• Task directions
Set down each entry from the block beneath, exactly as written.

• Information provided
────────────────

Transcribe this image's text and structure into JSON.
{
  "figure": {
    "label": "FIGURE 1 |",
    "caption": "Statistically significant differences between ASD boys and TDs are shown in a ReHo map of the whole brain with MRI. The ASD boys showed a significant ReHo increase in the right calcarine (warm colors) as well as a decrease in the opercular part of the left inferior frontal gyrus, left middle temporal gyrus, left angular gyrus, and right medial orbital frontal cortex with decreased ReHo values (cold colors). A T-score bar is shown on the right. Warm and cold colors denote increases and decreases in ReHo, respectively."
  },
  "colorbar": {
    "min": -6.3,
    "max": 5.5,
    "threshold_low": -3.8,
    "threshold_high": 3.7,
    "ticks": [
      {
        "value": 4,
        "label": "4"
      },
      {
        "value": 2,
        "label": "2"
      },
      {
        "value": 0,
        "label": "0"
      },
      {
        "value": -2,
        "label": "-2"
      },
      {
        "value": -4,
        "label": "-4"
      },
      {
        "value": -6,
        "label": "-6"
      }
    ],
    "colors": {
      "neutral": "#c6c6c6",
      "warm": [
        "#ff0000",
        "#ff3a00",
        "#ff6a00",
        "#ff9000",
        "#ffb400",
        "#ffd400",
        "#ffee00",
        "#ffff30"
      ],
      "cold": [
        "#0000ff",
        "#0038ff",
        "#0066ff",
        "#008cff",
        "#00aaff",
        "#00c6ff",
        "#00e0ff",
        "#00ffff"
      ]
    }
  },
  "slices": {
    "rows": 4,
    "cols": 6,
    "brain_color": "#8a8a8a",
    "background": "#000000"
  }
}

────────────────

• Result of the exercise
Transcribe this image's text and structure into JSON.
{
  "figure": {
    "label": "FIGURE 1 |",
    "caption": "Statistically significant differences between ASD boys and TDs are shown in a ReHo map of the whole brain with MRI. The ASD boys showed a significant ReHo increase in the right calcarine (warm colors) as well as a decrease in the opercular part of the left inferior frontal gyrus, left middle temporal gyrus, left angular gyrus, and right medial orbital frontal cortex with decreased ReHo values (cold colors). A T-score bar is shown on the right. Warm and cold colors denote increases and decreases in ReHo, respectively."
  },
  "colorbar": {
    "min": -6.3,
    "max": 5.5,
    "threshold_low": -3.8,
    "threshold_high": 3.7,
    "ticks": [
      {
        "value": 4,
        "label": "4"
      },
      {
        "value": 2,
        "label": "2"
      },
      {
        "value": 0,
        "label": "0"
      },
      {
        "value": -2,
        "label": "-2"
      },
      {
        "value": -4,
        "label": "-4"
      },
      {
        "value": -6,
        "label": "-6"
      }
    ],
    "colors": {
      "neutral": "#c6c6c6",
      "warm": [
        "#ff0000",
        "#ff3a00",
        "#ff6a00",
        "#ff9000",
        "#ffb400",
        "#ffd400",
        "#ffee00",
        "#ffff30"
      ],
      "cold": [
        "#0000ff",
        "#0038ff",
        "#0066ff",
        "#008cff",
        "#00aaff",
        "#00c6ff",
        "#00e0ff",
        "#00ffff"
      ]
    }
  },
  "slices": {
    "rows": 4,
    "cols": 6,
    "brain_color": "#8a8a8a",
    "background": "#000000"
  }
}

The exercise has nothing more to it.